TASK TO COMPLETE
Work out the number of lines containing "업무시설". Give that number alone.

++++++++++

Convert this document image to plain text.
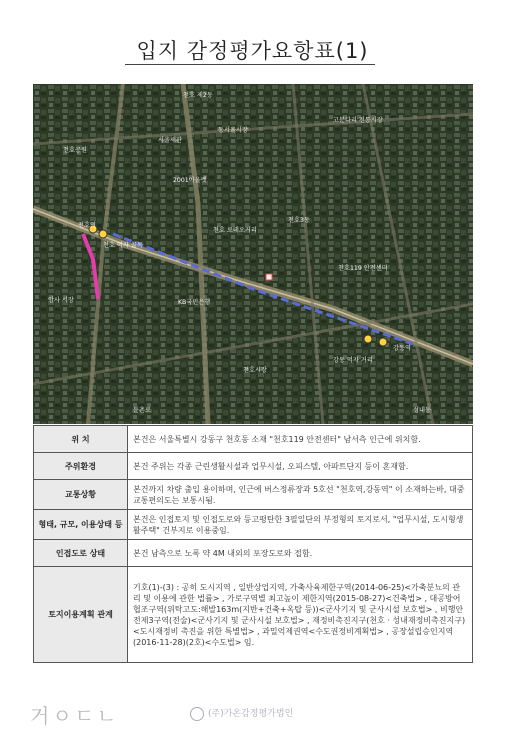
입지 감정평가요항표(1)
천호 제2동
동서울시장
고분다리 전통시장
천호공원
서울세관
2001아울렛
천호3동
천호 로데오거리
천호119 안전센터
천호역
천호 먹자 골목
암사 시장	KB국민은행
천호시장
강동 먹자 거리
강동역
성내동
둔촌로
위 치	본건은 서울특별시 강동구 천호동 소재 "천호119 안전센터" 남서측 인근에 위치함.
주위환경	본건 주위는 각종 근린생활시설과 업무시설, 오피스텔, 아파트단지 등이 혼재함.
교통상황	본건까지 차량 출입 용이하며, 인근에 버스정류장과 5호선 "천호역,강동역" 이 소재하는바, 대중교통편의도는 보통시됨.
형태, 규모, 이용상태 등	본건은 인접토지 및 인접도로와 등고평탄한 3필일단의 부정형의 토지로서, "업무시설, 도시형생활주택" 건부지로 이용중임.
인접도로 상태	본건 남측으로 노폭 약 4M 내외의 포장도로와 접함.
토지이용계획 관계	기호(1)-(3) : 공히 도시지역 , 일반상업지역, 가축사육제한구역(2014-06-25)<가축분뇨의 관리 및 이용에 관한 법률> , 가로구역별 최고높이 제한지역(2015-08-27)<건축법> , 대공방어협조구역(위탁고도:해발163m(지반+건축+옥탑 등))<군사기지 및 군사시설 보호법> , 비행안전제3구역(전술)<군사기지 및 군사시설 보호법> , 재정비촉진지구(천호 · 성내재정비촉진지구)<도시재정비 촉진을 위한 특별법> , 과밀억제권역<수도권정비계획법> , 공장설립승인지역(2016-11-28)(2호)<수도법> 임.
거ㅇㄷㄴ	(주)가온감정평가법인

++++++++++

EXPECTED OUTPUT
2